§ EXERCISE AIM: Rewrite every one of the items below as a numbered list, leaving out any blank lines.

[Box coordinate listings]
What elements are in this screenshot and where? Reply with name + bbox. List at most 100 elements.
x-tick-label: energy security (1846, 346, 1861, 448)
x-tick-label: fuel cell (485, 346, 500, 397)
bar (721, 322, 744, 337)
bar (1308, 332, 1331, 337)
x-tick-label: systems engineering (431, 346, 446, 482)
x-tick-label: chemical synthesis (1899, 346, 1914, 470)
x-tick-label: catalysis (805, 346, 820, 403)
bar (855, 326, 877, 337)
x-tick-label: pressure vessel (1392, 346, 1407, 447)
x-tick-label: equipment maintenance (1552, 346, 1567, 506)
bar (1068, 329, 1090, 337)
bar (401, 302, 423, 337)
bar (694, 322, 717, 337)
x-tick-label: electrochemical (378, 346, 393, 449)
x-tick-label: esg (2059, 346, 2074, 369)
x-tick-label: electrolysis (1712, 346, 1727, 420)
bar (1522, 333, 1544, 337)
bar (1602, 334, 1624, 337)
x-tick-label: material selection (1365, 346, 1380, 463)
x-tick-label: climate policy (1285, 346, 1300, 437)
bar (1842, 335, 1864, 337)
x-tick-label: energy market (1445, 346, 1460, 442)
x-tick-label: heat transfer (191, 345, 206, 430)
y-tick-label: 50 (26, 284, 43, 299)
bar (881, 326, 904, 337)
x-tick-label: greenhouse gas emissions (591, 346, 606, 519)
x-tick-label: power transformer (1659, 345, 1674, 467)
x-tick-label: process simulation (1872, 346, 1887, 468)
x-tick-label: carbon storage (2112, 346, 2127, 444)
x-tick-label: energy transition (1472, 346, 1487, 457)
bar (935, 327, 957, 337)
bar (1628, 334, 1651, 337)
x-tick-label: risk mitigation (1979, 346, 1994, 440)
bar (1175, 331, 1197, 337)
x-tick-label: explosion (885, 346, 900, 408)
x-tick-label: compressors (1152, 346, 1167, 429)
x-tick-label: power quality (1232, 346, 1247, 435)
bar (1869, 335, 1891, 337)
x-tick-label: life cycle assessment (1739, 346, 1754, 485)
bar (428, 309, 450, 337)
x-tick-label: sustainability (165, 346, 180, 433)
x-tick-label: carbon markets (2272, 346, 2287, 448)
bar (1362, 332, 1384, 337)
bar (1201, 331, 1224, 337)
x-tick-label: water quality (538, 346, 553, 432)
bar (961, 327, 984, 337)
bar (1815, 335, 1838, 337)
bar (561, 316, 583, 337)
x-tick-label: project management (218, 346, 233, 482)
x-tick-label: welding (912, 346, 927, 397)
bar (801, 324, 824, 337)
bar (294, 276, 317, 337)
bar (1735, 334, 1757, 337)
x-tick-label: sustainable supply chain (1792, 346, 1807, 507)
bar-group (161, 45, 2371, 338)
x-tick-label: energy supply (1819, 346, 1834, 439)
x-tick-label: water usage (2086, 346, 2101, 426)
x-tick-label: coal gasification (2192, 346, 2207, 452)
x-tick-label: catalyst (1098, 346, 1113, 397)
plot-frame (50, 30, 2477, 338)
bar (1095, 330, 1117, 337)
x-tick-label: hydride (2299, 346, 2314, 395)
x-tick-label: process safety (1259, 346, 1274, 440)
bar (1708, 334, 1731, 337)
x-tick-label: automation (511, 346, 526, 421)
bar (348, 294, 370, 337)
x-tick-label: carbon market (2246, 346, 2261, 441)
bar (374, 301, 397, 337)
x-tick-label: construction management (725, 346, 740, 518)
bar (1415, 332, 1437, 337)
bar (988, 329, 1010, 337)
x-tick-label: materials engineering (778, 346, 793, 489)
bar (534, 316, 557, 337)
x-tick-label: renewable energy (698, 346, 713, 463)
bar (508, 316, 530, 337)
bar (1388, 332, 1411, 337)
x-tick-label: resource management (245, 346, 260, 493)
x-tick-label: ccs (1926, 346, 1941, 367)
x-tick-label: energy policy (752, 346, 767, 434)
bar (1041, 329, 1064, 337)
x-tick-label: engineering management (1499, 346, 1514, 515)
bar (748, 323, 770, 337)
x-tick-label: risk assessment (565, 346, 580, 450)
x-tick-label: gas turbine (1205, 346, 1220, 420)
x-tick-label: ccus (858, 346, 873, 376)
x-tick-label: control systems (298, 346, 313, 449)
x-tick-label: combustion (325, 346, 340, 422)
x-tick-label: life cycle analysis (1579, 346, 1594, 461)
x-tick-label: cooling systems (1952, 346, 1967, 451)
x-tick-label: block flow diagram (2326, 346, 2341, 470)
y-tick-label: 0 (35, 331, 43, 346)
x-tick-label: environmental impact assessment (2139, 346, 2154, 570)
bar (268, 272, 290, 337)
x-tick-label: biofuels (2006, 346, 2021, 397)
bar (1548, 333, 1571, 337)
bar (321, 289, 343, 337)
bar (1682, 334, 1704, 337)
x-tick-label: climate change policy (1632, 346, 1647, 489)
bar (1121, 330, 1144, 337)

§ ANSWER TO THE TASK:
1. What elements are in this screenshot and where? Reply with name + bbox. List at most 100 elements.
2. x-tick-label: energy security (1846, 346, 1861, 448)
3. x-tick-label: fuel cell (485, 346, 500, 397)
4. bar (721, 322, 744, 337)
5. bar (1308, 332, 1331, 337)
6. x-tick-label: systems engineering (431, 346, 446, 482)
7. x-tick-label: chemical synthesis (1899, 346, 1914, 470)
8. x-tick-label: catalysis (805, 346, 820, 403)
9. bar (855, 326, 877, 337)
10. x-tick-label: pressure vessel (1392, 346, 1407, 447)
11. x-tick-label: equipment maintenance (1552, 346, 1567, 506)
12. bar (1068, 329, 1090, 337)
13. bar (401, 302, 423, 337)
14. bar (694, 322, 717, 337)
15. x-tick-label: electrochemical (378, 346, 393, 449)
16. x-tick-label: esg (2059, 346, 2074, 369)
17. x-tick-label: electrolysis (1712, 346, 1727, 420)
18. bar (1522, 333, 1544, 337)
19. bar (1602, 334, 1624, 337)
20. x-tick-label: material selection (1365, 346, 1380, 463)
21. x-tick-label: climate policy (1285, 346, 1300, 437)
22. bar (1842, 335, 1864, 337)
23. x-tick-label: energy market (1445, 346, 1460, 442)
24. x-tick-label: heat transfer (191, 345, 206, 430)
25. y-tick-label: 50 (26, 284, 43, 299)
26. bar (881, 326, 904, 337)
27. x-tick-label: greenhouse gas emissions (591, 346, 606, 519)
28. x-tick-label: power transformer (1659, 345, 1674, 467)
29. x-tick-label: process simulation (1872, 346, 1887, 468)
30. x-tick-label: carbon storage (2112, 346, 2127, 444)
31. x-tick-label: energy transition (1472, 346, 1487, 457)
32. bar (935, 327, 957, 337)
33. bar (1628, 334, 1651, 337)
34. x-tick-label: risk mitigation (1979, 346, 1994, 440)
35. bar (1175, 331, 1197, 337)
36. x-tick-label: explosion (885, 346, 900, 408)
37. x-tick-label: compressors (1152, 346, 1167, 429)
38. x-tick-label: power quality (1232, 346, 1247, 435)
39. bar (1869, 335, 1891, 337)
40. x-tick-label: life cycle assessment (1739, 346, 1754, 485)
41. bar (428, 309, 450, 337)
42. x-tick-label: sustainability (165, 346, 180, 433)
43. x-tick-label: carbon markets (2272, 346, 2287, 448)
44. bar (1362, 332, 1384, 337)
45. bar (1201, 331, 1224, 337)
46. x-tick-label: water quality (538, 346, 553, 432)
47. bar (961, 327, 984, 337)
48. bar (1815, 335, 1838, 337)
49. bar (561, 316, 583, 337)
50. x-tick-label: project management (218, 346, 233, 482)
51. x-tick-label: welding (912, 346, 927, 397)
52. bar (801, 324, 824, 337)
53. bar (294, 276, 317, 337)
54. bar (1735, 334, 1757, 337)
55. x-tick-label: sustainable supply chain (1792, 346, 1807, 507)
56. bar-group (161, 45, 2371, 338)
57. x-tick-label: energy supply (1819, 346, 1834, 439)
58. x-tick-label: water usage (2086, 346, 2101, 426)
59. x-tick-label: coal gasification (2192, 346, 2207, 452)
60. x-tick-label: catalyst (1098, 346, 1113, 397)
61. plot-frame (50, 30, 2477, 338)
62. bar (1095, 330, 1117, 337)
63. x-tick-label: hydride (2299, 346, 2314, 395)
64. x-tick-label: process safety (1259, 346, 1274, 440)
65. bar (1708, 334, 1731, 337)
66. x-tick-label: automation (511, 346, 526, 421)
67. bar (348, 294, 370, 337)
68. x-tick-label: carbon market (2246, 346, 2261, 441)
69. bar (374, 301, 397, 337)
70. x-tick-label: construction management (725, 346, 740, 518)
71. bar (1415, 332, 1437, 337)
72. bar (988, 329, 1010, 337)
73. x-tick-label: materials engineering (778, 346, 793, 489)
74. bar (534, 316, 557, 337)
75. x-tick-label: renewable energy (698, 346, 713, 463)
76. bar (508, 316, 530, 337)
77. bar (1388, 332, 1411, 337)
78. x-tick-label: resource management (245, 346, 260, 493)
79. x-tick-label: ccs (1926, 346, 1941, 367)
80. x-tick-label: energy policy (752, 346, 767, 434)
81. bar (1041, 329, 1064, 337)
82. x-tick-label: engineering management (1499, 346, 1514, 515)
83. bar (748, 323, 770, 337)
84. x-tick-label: risk assessment (565, 346, 580, 450)
85. x-tick-label: gas turbine (1205, 346, 1220, 420)
86. x-tick-label: ccus (858, 346, 873, 376)
87. x-tick-label: control systems (298, 346, 313, 449)
88. x-tick-label: combustion (325, 346, 340, 422)
89. x-tick-label: life cycle analysis (1579, 346, 1594, 461)
90. x-tick-label: cooling systems (1952, 346, 1967, 451)
91. x-tick-label: block flow diagram (2326, 346, 2341, 470)
92. y-tick-label: 0 (35, 331, 43, 346)
93. x-tick-label: environmental impact assessment (2139, 346, 2154, 570)
94. bar (268, 272, 290, 337)
95. x-tick-label: biofuels (2006, 346, 2021, 397)
96. bar (1548, 333, 1571, 337)
97. bar (321, 289, 343, 337)
98. bar (1682, 334, 1704, 337)
99. x-tick-label: climate change policy (1632, 346, 1647, 489)
100. bar (1121, 330, 1144, 337)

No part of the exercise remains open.